Vol. 8, No. 14, Summer 2011

Haruo Shirane: Beyond the Haiku Moment: Basho, Buson and Modern Haiku myths

Geert Verbeke: Haiku Study & Photo Haibun

David Burleigh: In and Out of Japan: The Contours of Haiku

Robert D. Wilson: Kigo – The Heathbeat of Haiku

Michael Dylan Welch: Haiku Form and Content

Richard Gilbert: Kigo and Seasonal Reference: Cross-cultural Issues in Anglo-American Haiku

Robert D. Wilson: Study of Japanese Aesthetics: Part I: The Importance of Ma

Matthew M. Carriello: The Contiguous Image: Mapping Metaphor in Haiku

Richard Gilbert: The Disjunctive Dragonfly: A Study of Disjunctive Method and Definitions in Contemporary English-
language Haiku

Bruce Ross: The Essence of Haiku

Robert D. Wilson: Study of Japanese Aesthetics: Part II: Reinventing The Wheel: The Fly Who Thought He Was a Carabao

Anatoly Kudryavitsky: Tranströmer and his Haikudikter

Anatoly Kudryavitsky: Haiku Poets' Last Line of Defence

Michael F. Marra: Yūgen

Robert D. Wilson: Simply Haiku Winter 2011 issue's Featured Poet: Slavko Sedlar

 

 

Anatoly Kudryavitsky, Ireland

 

Vera Markova’s “Ten Haiku Lessons”

 

 

Vera Markova (1907-1995), Russian poet and academic, was renowned for her translations from classical Japanese poetry. She began translating Japanese tanka and haiku at the end of the 1960s, and less than ten years later published her translations from thirty poets, from Saigyô to Bashô to Kobayashi Issa, in the anthology Classical Japanese Poetry, which has since been regularly reprinted in Russia. A very interesting poet in her own right (and a life-long friend of the famous Marina Tsvetayeva), Vera Markova was a fluent Japanese speaker and travelled to Japan twice, on one occasion to receive from Emperor Hirohito an honorary medal commemorating her efforts in promoting Japanese culture abroad.

In her essay entitled “Hokku”, published in the afore-mentioned anthology, Prof. Markova analysed Bashô’s work, and in the following years used some of the topics highlighted in that essay in her lectures to university students. She taught them to appreciate Japanese tanka and haiku, but also tried to stir up their creativity.

(Records from a dataset)
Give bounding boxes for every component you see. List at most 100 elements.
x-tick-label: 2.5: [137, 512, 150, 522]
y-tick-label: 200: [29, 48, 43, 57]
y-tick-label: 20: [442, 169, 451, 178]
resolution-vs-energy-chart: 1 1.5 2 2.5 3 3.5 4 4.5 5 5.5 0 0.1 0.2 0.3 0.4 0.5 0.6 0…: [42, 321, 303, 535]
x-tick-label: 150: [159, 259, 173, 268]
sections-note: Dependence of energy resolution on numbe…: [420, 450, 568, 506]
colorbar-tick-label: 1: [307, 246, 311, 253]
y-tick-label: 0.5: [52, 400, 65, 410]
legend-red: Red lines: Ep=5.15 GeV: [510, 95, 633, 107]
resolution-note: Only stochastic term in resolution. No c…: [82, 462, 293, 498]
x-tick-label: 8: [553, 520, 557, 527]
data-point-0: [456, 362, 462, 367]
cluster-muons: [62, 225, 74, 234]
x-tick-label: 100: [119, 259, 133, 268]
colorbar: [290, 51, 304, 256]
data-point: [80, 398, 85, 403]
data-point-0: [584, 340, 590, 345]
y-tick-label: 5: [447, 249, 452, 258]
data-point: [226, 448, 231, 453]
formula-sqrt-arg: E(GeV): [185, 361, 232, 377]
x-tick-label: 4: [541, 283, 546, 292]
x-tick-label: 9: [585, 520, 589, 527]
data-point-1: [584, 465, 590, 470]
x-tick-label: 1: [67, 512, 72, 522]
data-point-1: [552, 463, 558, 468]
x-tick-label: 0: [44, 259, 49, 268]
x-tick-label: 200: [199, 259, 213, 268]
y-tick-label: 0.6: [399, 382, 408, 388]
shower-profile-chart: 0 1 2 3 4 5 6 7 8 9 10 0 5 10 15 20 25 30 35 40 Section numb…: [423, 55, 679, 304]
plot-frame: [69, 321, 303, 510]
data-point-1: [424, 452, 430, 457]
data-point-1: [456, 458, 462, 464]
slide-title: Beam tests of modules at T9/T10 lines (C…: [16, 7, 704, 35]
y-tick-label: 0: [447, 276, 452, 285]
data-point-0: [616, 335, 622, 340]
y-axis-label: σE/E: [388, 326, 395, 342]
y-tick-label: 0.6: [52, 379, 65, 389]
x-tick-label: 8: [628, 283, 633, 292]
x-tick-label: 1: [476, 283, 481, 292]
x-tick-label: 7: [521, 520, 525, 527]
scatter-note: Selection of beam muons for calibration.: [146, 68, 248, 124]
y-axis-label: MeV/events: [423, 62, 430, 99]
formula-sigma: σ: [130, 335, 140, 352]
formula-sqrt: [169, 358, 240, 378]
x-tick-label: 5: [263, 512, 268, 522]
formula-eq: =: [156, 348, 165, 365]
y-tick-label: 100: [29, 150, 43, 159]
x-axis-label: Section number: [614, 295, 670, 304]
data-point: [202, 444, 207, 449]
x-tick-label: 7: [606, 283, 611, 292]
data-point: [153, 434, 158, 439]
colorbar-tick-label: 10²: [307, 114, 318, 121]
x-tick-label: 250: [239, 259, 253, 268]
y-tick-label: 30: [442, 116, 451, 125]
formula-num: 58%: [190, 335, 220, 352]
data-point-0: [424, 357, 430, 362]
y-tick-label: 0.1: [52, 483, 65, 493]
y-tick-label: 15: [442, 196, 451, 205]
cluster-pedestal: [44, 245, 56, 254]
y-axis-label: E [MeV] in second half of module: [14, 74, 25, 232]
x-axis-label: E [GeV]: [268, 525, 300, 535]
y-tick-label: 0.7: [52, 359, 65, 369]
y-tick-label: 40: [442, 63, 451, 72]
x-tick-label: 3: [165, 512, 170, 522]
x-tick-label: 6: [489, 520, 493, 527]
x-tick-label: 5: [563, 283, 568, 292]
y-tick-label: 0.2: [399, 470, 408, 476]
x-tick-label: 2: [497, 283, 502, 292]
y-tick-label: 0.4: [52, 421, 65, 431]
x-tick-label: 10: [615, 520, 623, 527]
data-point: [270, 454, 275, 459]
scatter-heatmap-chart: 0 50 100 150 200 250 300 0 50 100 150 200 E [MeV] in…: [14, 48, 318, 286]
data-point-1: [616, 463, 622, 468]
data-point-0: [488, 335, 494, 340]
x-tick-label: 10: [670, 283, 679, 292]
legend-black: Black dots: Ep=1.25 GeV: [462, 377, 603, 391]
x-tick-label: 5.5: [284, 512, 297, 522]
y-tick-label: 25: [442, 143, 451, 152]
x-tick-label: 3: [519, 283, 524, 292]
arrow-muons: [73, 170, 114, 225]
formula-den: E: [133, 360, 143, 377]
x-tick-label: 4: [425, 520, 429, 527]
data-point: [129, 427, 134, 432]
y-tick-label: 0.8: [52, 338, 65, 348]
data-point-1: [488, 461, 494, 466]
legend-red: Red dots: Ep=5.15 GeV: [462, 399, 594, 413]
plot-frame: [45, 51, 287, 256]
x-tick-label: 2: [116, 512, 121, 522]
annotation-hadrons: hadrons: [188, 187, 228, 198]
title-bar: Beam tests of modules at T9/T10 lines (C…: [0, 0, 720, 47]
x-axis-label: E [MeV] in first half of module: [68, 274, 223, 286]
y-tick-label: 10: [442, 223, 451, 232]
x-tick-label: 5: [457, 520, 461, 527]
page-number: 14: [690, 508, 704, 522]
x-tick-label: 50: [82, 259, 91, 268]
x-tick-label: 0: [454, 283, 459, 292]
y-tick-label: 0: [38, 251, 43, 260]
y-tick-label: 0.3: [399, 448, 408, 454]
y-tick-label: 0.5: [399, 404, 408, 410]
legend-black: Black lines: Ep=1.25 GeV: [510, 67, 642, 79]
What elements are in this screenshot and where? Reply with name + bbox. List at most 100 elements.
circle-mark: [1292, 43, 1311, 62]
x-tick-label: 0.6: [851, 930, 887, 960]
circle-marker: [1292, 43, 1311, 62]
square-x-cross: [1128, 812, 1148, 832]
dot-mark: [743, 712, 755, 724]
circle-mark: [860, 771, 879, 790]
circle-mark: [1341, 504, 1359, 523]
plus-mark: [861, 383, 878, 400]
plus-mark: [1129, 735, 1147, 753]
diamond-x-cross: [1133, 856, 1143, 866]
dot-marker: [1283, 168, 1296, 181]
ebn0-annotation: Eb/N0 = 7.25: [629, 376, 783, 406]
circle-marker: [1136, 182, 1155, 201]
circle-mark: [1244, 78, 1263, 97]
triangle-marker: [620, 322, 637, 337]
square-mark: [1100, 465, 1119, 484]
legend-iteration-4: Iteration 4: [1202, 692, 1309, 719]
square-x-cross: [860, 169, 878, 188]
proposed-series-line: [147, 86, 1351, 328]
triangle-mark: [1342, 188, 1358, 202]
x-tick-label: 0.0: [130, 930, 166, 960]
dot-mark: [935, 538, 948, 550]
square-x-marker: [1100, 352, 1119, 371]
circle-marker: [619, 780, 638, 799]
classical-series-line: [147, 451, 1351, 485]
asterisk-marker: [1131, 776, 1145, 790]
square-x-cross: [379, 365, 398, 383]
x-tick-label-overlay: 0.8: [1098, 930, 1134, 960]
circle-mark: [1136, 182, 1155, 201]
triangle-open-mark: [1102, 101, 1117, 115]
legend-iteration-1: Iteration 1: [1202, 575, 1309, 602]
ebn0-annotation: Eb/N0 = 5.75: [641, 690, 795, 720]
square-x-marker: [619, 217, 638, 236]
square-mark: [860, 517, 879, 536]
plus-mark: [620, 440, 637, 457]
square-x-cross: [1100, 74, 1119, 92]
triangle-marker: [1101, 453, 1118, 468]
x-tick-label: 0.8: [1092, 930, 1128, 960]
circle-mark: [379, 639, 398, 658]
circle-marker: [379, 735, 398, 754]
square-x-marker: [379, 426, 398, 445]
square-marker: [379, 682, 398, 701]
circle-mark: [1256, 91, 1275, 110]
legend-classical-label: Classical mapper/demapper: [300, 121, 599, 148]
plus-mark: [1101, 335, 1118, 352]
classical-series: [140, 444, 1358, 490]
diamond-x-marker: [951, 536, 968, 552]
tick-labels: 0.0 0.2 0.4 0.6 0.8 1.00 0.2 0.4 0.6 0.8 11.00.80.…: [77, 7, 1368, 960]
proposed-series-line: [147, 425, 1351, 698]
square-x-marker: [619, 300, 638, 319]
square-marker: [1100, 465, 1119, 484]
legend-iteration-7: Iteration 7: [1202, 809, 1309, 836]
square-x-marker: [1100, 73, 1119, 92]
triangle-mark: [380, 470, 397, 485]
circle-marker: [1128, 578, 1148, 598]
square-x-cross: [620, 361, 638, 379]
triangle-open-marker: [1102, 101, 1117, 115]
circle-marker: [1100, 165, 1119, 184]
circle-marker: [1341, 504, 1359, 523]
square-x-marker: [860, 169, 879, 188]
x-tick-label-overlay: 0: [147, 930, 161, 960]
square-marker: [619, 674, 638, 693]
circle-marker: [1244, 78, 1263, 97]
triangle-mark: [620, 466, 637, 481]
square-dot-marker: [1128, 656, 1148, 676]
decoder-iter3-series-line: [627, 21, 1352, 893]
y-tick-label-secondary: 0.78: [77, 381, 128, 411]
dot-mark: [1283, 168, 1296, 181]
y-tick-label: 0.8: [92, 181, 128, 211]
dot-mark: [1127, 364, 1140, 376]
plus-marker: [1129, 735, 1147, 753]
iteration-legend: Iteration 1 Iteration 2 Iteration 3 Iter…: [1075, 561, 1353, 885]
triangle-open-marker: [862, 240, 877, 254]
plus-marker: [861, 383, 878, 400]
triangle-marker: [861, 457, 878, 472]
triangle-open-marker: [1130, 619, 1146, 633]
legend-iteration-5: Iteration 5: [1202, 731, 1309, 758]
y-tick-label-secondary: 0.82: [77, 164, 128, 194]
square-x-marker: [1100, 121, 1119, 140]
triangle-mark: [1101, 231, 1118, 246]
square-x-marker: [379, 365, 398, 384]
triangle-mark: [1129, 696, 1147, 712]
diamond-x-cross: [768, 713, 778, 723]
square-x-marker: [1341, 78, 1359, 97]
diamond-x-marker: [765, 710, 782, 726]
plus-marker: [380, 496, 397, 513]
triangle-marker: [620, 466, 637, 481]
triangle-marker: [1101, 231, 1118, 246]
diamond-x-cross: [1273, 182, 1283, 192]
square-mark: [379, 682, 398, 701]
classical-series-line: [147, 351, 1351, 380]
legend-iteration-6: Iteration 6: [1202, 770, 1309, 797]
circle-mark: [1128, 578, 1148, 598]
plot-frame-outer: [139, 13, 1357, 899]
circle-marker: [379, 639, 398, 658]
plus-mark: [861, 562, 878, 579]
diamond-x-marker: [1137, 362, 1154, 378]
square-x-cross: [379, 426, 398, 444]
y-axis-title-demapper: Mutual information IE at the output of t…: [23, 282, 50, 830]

#### SHORT TASK
According to the selection, how many times did Vera Markova travel to Japan? None of the entries is needed here.

#### TASK RESPONSE
Twice.